TASK BRIEF
Find how many lines contain "ෂණයක" and state only that number.

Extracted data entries
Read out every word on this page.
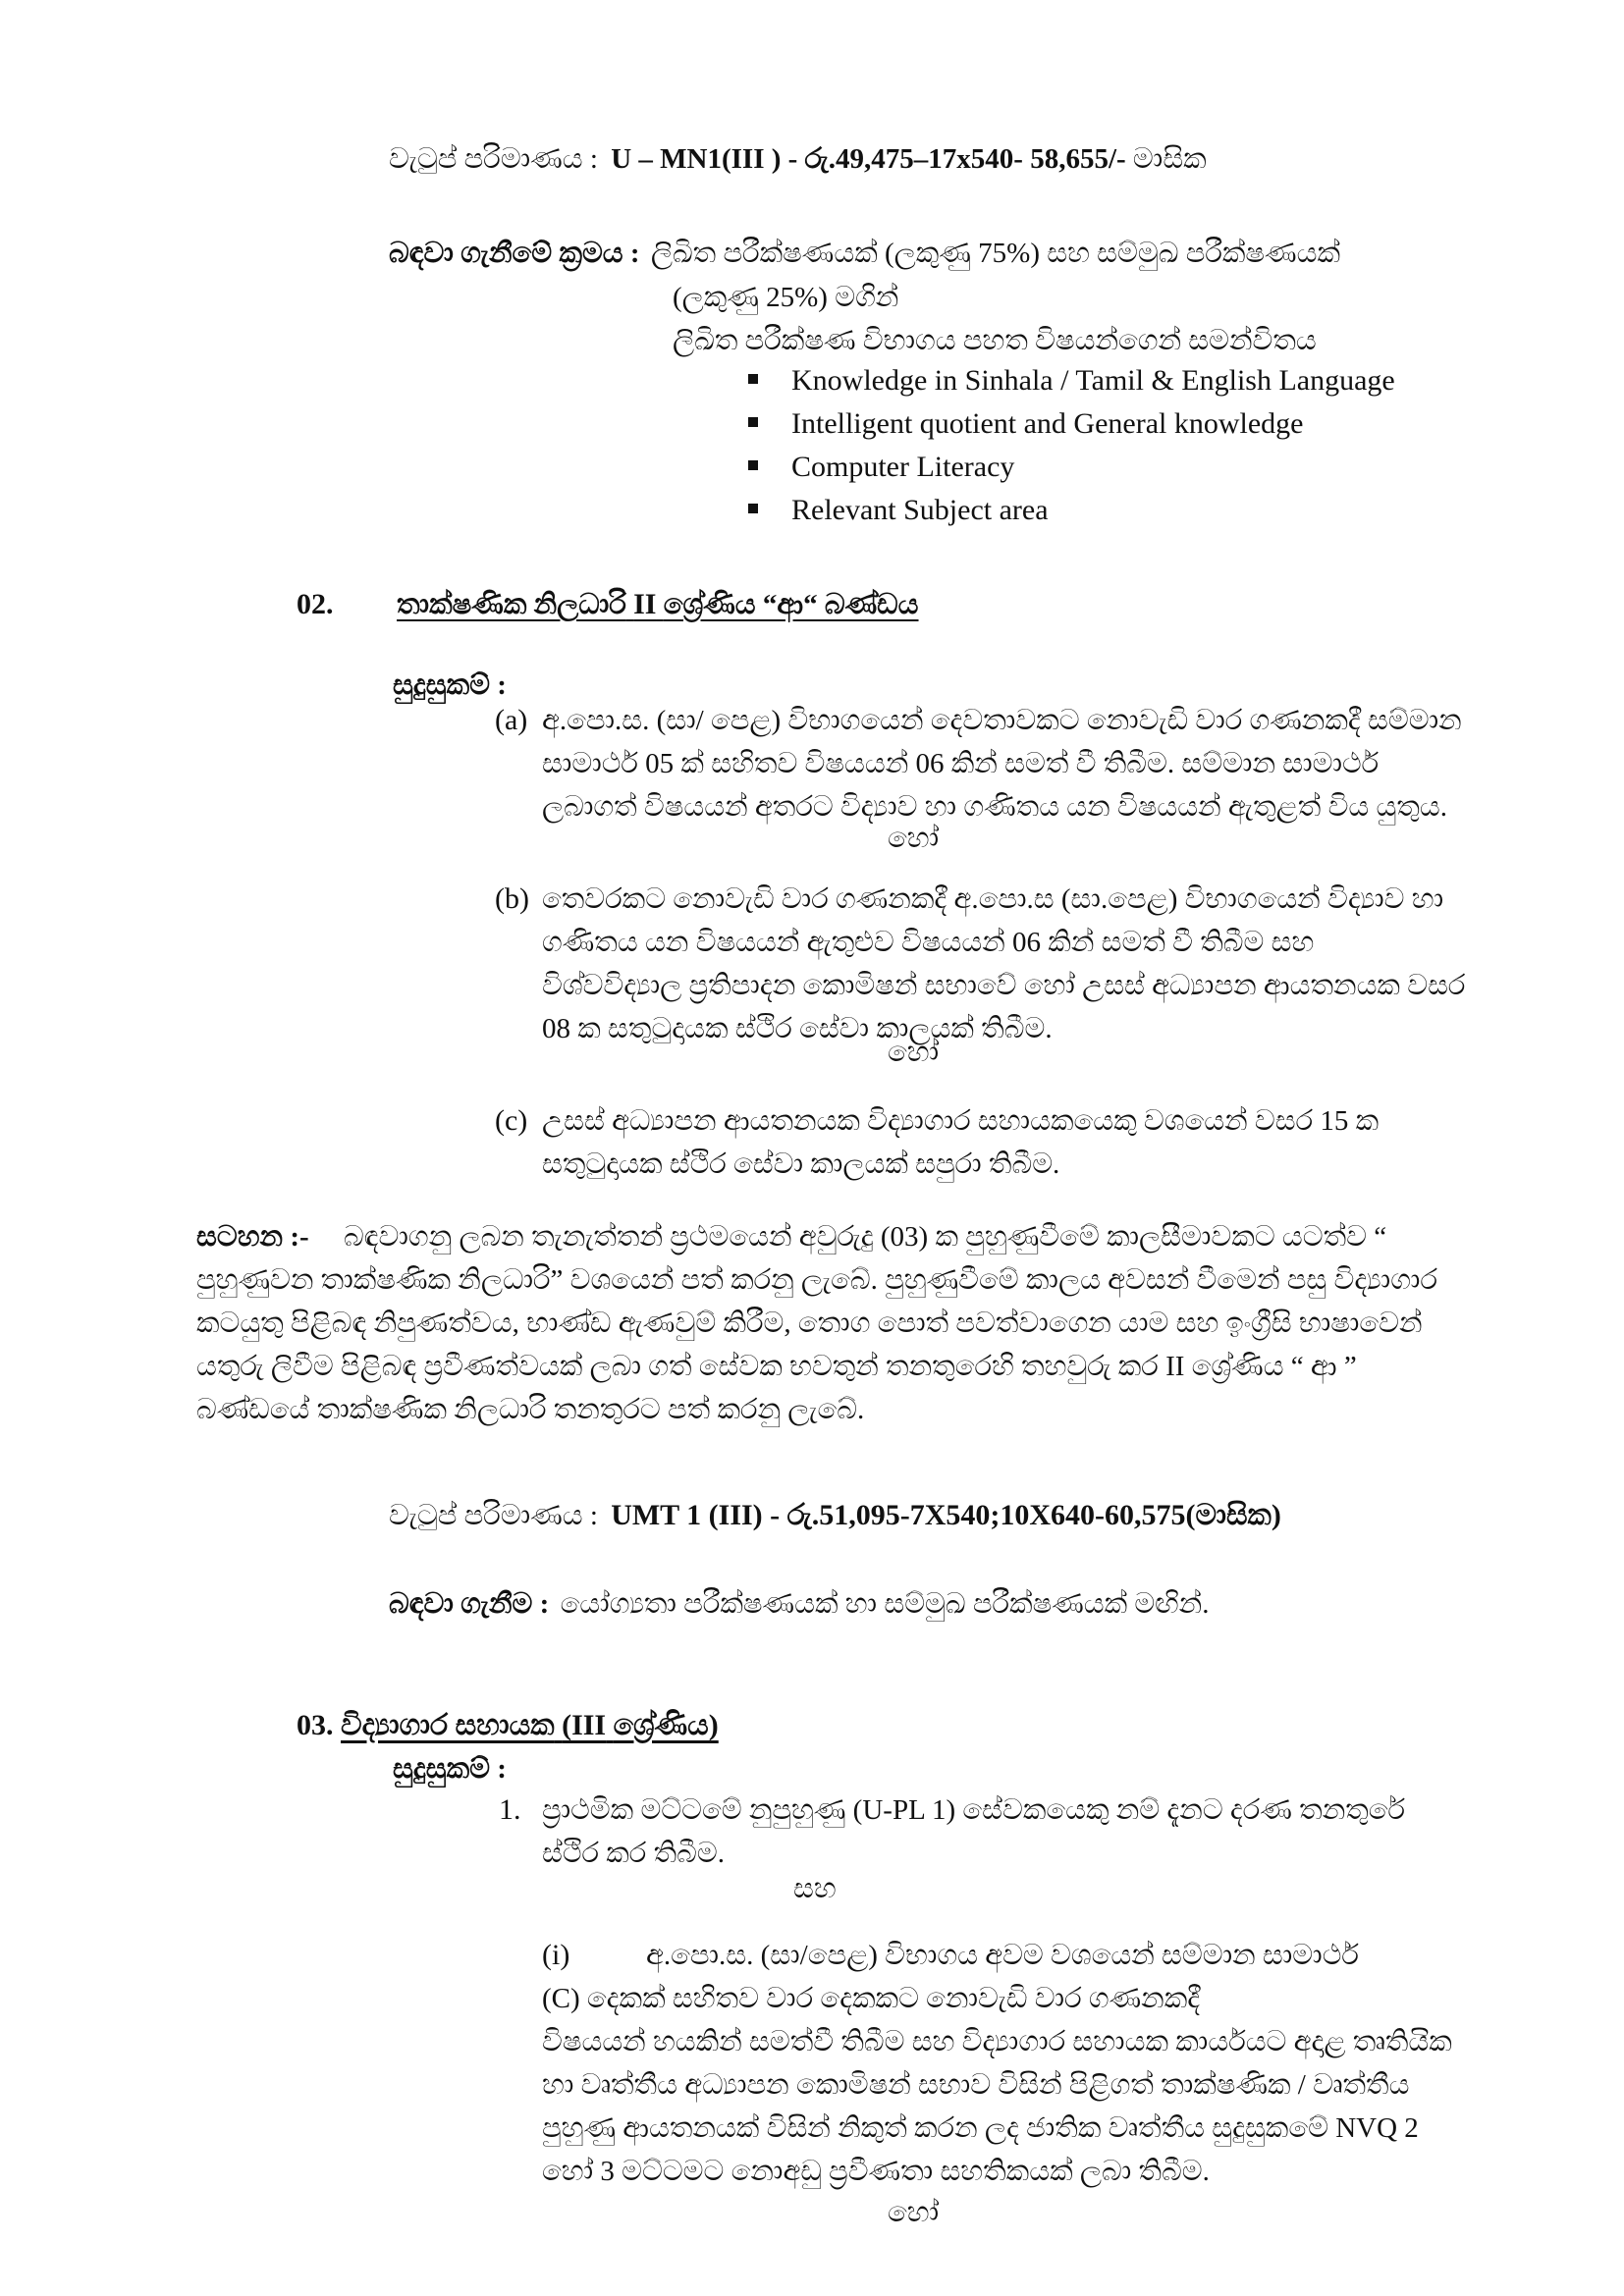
වැටුප් පරිමාණය : U – MN1(III ) - රු.49,475–17x540- 58,655/- මාසික
බඳවා ගැනීමේ ක්‍රමය : ලිඛිත පරීක්ෂණයක් (ලකුණු 75%) සහ සම්මුඛ පරීක්ෂණයක්
(ලකුණු 25%) මගින්
ලිඛිත පරීක්ෂණ විභාගය පහත විෂයන්ගෙන් සමන්විතය
Knowledge in Sinhala / Tamil & English Language
Intelligent quotient and General knowledge
Computer Literacy
Relevant Subject area
02. තාක්ෂණික නිලධාරි II ශ්‍රේණිය “ආ“ බණ්ඩය
සුදුසුකම් :
(a) අ.පො.ස. (සා/ පෙළ) විභාගයෙන් දෙවතාවකට නොවැඩි වාර ගණනකදී සම්මාන
සාමාර්ථ 05 ක් සහිතව විෂයයන් 06 කින් සමත් වී තිබීම. සම්මාන සාමාර්ථ
ලබාගත් විෂයයන් අතරට විද්‍යාව හා ගණිතය යන විෂයයන් ඇතුළත් විය යුතුය.
හෝ
(b) තෙවරකට නොවැඩි වාර ගණනකදී අ.පො.ස (සා.පෙළ) විභාගයෙන් විද්‍යාව හා
ගණිතය යන විෂයයන් ඇතුළුව විෂයයන් 06 කින් සමත් වී තිබීම සහ
විශ්වවිද්‍යාල ප්‍රතිපාදන කොමිෂන් සභාවේ හෝ උසස් අධ්‍යාපන ආයතනයක වසර
08 ක සතුටුදායක ස්ථිර සේවා කාලයක් තිබීම.
හෝ
(c) උසස් අධ්‍යාපන ආයතනයක විද්‍යාගාර සහායකයෙකු වශයෙන් වසර 15 ක
සතුටුදායක ස්ථිර සේවා කාලයක් සපුරා තිබීම.
සටහන :- බඳවාගනු ලබන තැනැත්තන් ප්‍රථමයෙන් අවුරුදු (03) ක පුහුණුවීමේ කාලසීමාවකට යටත්ව “
පුහුණුවන තාක්ෂණික නිලධාරි” වශයෙන් පත් කරනු ලැබේ. පුහුණුවීමේ කාලය අවසන් වීමෙන් පසු විද්‍යාගාර
කටයුතු පිළිබඳ නිපුණත්වය, භාණ්ඩ ඇණවුම් කිරීම, තොග පොත් පවත්වාගෙන යාම සහ ඉංග්‍රීසි භාෂාවෙන්
යතුරු ලිවීම පිළිබඳ ප්‍රවීණත්වයක් ලබා ගත් සේවක භවතුන් තනතුරෙහි තහවුරු කර II ශ්‍රේණිය “ ආ ”
බණ්ඩයේ තාක්ෂණික නිලධාරි තනතුරට පත් කරනු ලැබේ.
වැටුප් පරිමාණය : UMT 1 (III) - රු.51,095-7X540;10X640-60,575(මාසික)
බඳවා ගැනීම : යෝග්‍යතා පරීක්ෂණයක් හා සම්මුඛ පරීක්ෂණයක් මඟින්.
03. විද්‍යාගාර සහායක (III ශ්‍රේණිය)
සුදුසුකම් :
1. ප්‍රාථමික මට්ටමේ නුපුහුණු (U-PL 1) සේවකයෙකු නම් දැනට දරණ තනතුරේ
ස්ථිර කර තිබීම.
සහ
(i)	අ.පො.ස. (සා/පෙළ) විභාගය අවම වශයෙන් සම්මාන සාමාර්ථ
(C) දෙකක් සහිතව වාර දෙකකට නොවැඩි වාර ගණනකදී
විෂයයන් හයකින් සමත්වී තිබීම සහ විද්‍යාගාර සහායක කාර්යයට අදාළ තෘතියික
හා වෘත්තීය අධ්‍යාපන කොමිෂන් සභාව විසින් පිළිගත් තාක්ෂණික / වෘත්තීය
පුහුණු ආයතනයක් විසින් නිකුත් කරන ලද ජාතික වෘත්තීය සුදුසුකමේ NVQ 2
හෝ 3 මට්ටමට නොඅඩු ප්‍රවීණතා සහතිකයක් ලබා තිබීම.
හෝ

TASK RESULT
2